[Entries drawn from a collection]

- - - -

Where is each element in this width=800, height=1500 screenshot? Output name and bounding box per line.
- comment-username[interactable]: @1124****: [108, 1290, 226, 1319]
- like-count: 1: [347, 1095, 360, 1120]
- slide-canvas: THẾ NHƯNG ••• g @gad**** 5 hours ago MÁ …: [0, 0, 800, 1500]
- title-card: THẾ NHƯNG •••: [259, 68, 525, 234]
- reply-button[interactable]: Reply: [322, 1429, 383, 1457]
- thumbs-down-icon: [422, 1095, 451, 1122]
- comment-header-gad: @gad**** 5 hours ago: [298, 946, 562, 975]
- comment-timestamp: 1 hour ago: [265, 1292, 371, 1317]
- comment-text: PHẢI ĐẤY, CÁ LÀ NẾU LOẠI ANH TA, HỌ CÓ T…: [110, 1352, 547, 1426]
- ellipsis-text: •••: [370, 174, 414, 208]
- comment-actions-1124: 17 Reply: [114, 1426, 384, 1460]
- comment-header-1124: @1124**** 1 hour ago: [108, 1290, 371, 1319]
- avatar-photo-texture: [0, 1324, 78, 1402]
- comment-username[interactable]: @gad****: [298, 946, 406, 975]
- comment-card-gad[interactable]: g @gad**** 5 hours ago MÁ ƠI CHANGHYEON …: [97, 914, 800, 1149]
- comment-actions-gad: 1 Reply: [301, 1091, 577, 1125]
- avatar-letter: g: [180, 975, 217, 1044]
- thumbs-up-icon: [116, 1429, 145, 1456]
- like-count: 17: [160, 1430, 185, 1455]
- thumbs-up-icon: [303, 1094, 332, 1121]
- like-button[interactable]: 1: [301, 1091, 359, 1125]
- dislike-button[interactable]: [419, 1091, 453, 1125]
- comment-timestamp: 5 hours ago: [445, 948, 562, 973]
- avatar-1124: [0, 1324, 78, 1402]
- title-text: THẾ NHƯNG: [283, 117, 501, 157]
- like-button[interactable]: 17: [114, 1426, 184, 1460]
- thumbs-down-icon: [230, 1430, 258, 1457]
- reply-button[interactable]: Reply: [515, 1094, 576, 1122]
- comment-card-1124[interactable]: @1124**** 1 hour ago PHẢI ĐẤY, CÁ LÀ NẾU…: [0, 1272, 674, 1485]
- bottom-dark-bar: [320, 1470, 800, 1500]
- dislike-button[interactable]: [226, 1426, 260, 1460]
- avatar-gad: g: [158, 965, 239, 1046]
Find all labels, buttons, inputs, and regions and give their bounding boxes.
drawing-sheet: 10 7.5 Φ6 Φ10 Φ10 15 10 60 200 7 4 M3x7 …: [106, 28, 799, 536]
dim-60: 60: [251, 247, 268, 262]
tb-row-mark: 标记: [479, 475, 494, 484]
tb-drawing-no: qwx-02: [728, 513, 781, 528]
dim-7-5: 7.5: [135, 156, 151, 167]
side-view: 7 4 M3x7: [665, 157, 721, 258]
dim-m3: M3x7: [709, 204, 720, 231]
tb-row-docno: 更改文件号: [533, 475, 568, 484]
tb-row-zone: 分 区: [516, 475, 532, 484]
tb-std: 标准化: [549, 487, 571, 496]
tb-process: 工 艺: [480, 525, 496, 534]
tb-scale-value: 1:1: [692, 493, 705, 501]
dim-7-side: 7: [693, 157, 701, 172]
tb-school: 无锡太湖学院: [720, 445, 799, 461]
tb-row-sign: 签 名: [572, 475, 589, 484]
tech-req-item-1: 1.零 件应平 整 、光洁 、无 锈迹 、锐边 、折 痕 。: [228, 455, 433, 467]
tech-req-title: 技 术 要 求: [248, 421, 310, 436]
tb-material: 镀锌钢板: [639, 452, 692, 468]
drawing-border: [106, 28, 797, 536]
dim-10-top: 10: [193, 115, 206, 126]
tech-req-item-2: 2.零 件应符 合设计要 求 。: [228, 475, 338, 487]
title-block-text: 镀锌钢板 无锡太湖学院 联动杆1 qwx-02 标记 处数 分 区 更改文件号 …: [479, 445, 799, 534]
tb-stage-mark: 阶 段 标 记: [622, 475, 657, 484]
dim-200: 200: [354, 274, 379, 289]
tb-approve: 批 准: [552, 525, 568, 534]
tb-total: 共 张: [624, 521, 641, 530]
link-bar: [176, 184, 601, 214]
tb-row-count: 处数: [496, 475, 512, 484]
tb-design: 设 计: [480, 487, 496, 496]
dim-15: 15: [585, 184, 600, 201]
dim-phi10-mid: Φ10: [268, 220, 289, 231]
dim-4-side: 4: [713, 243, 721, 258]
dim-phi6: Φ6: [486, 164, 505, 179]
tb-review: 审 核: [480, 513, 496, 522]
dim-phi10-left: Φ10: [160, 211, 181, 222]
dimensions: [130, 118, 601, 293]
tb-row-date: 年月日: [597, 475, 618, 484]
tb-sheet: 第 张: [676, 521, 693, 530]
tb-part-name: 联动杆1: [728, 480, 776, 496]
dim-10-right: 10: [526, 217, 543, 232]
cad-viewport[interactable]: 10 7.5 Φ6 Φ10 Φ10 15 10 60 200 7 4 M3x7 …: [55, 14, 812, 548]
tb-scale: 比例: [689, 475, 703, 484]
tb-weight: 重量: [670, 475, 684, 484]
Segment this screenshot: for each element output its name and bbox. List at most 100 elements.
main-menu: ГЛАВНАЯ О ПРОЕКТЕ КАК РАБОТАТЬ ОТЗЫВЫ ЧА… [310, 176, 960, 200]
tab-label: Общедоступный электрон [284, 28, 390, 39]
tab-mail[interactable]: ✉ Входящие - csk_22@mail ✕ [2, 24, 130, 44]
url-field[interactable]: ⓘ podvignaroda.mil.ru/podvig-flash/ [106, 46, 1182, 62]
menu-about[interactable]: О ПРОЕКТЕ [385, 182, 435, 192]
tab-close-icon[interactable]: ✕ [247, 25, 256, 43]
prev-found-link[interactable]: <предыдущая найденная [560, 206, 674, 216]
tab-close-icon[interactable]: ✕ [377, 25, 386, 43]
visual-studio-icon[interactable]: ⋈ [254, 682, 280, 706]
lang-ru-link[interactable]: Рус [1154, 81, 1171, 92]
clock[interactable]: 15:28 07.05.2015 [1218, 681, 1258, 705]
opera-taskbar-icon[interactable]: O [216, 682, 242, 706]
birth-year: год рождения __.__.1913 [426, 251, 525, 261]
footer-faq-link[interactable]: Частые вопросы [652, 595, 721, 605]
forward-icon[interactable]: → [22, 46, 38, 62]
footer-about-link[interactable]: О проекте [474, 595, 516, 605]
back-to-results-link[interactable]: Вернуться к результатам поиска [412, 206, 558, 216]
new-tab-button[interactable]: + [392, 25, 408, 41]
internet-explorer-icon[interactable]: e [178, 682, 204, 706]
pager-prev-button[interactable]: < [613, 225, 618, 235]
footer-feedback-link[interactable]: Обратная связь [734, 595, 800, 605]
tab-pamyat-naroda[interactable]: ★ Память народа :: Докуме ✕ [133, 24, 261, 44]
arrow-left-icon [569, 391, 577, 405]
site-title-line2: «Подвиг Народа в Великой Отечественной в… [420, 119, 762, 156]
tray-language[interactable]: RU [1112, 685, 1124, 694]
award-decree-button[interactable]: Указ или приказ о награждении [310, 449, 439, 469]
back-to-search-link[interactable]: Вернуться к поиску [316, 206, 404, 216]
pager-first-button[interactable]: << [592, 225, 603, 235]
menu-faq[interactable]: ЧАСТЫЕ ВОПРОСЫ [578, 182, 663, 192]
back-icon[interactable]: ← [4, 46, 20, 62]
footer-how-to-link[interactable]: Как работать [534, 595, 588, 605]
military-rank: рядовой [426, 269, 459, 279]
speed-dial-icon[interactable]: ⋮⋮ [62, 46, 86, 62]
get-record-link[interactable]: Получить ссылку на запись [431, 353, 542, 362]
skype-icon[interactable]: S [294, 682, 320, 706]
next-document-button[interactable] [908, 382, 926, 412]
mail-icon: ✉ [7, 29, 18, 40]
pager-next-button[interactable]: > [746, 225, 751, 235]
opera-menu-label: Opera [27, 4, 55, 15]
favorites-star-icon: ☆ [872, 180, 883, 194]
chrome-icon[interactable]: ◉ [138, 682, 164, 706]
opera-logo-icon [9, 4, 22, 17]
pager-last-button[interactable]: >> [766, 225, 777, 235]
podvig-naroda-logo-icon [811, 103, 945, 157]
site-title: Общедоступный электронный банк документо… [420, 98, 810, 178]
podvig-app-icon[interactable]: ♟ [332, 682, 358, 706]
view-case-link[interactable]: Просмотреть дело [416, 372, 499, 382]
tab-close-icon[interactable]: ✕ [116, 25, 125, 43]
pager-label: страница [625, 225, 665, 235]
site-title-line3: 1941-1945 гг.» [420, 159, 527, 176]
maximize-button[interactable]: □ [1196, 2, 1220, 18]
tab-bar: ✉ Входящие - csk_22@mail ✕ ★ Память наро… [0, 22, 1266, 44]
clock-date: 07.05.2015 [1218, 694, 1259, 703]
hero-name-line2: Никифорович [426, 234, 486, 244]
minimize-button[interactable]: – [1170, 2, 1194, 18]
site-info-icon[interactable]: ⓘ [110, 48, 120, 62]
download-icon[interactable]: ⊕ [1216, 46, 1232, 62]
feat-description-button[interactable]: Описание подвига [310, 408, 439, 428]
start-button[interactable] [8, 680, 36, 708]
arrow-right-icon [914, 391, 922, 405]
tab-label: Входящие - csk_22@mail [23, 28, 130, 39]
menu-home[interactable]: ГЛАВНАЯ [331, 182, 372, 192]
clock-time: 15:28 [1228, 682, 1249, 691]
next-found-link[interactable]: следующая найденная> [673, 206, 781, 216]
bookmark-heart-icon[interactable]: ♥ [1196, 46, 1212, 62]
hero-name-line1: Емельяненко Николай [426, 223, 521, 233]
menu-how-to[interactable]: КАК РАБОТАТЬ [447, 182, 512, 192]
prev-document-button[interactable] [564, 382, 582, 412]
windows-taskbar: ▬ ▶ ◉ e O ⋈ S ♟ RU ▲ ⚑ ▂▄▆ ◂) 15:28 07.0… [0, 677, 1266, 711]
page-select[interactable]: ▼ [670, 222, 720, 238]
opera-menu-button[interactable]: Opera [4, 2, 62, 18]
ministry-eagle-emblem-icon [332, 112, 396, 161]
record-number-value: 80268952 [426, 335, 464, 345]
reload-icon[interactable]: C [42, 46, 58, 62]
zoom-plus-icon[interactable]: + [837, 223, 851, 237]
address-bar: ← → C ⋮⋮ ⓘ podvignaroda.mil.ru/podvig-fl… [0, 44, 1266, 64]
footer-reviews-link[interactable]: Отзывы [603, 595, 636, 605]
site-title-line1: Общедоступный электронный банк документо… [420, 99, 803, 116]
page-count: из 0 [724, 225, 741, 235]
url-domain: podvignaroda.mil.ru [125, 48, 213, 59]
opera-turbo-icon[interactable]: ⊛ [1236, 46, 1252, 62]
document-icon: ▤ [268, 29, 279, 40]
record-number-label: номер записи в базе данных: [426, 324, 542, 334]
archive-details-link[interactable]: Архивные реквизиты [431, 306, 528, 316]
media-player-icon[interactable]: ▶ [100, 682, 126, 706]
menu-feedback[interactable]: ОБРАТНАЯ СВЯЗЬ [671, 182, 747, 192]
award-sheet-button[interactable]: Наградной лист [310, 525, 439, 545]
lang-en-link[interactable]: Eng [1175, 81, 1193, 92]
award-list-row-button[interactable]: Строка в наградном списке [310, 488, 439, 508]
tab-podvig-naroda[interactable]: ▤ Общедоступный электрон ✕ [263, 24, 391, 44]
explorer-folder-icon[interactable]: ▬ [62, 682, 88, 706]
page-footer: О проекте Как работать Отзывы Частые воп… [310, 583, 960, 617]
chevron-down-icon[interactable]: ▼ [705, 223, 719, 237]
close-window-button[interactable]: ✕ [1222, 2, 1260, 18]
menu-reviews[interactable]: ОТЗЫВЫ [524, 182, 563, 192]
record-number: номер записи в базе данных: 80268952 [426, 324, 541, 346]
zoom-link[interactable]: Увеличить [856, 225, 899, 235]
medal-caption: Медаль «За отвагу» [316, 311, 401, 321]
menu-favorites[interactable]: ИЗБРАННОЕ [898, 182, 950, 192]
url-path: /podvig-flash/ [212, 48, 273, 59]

- - - -

● To be done: Please give the material from its first line up to and including the line with "- dislike-button[interactable]: [226, 1426, 260, 1460]" as a JSON list of strings, one string per line, skipping any blank lines.

● Result:
[
  "Where is each element in this width=800, height=1500 screenshot? Output name and bounding box per line.",
  "- comment-username[interactable]: @1124****: [108, 1290, 226, 1319]",
  "- like-count: 1: [347, 1095, 360, 1120]",
  "- slide-canvas: THẾ NHƯNG ••• g @gad**** 5 hours ago MÁ …: [0, 0, 800, 1500]",
  "- title-card: THẾ NHƯNG •••: [259, 68, 525, 234]",
  "- reply-button[interactable]: Reply: [322, 1429, 383, 1457]",
  "- thumbs-down-icon: [422, 1095, 451, 1122]",
  "- comment-header-gad: @gad**** 5 hours ago: [298, 946, 562, 975]",
  "- comment-timestamp: 1 hour ago: [265, 1292, 371, 1317]",
  "- comment-text: PHẢI ĐẤY, CÁ LÀ NẾU LOẠI ANH TA, HỌ CÓ T…: [110, 1352, 547, 1426]",
  "- ellipsis-text: •••: [370, 174, 414, 208]",
  "- comment-actions-1124: 17 Reply: [114, 1426, 384, 1460]",
  "- comment-header-1124: @1124**** 1 hour ago: [108, 1290, 371, 1319]",
  "- avatar-photo-texture: [0, 1324, 78, 1402]",
  "- comment-username[interactable]: @gad****: [298, 946, 406, 975]",
  "- comment-card-gad[interactable]: g @gad**** 5 hours ago MÁ ƠI CHANGHYEON …: [97, 914, 800, 1149]",
  "- comment-actions-gad: 1 Reply: [301, 1091, 577, 1125]",
  "- avatar-letter: g: [180, 975, 217, 1044]",
  "- thumbs-up-icon: [116, 1429, 145, 1456]",
  "- like-count: 17: [160, 1430, 185, 1455]",
  "- thumbs-up-icon: [303, 1094, 332, 1121]",
  "- like-button[interactable]: 1: [301, 1091, 359, 1125]",
  "- dislike-button[interactable]: [419, 1091, 453, 1125]",
  "- comment-timestamp: 5 hours ago: [445, 948, 562, 973]",
  "- avatar-1124: [0, 1324, 78, 1402]",
  "- title-text: THẾ NHƯNG: [283, 117, 501, 157]",
  "- like-button[interactable]: 17: [114, 1426, 184, 1460]",
  "- thumbs-down-icon: [230, 1430, 258, 1457]",
  "- reply-button[interactable]: Reply: [515, 1094, 576, 1122]",
  "- comment-card-1124[interactable]: @1124**** 1 hour ago PHẢI ĐẤY, CÁ LÀ NẾU…: [0, 1272, 674, 1485]",
  "- bottom-dark-bar: [320, 1470, 800, 1500]",
  "- dislike-button[interactable]: [226, 1426, 260, 1460]"
]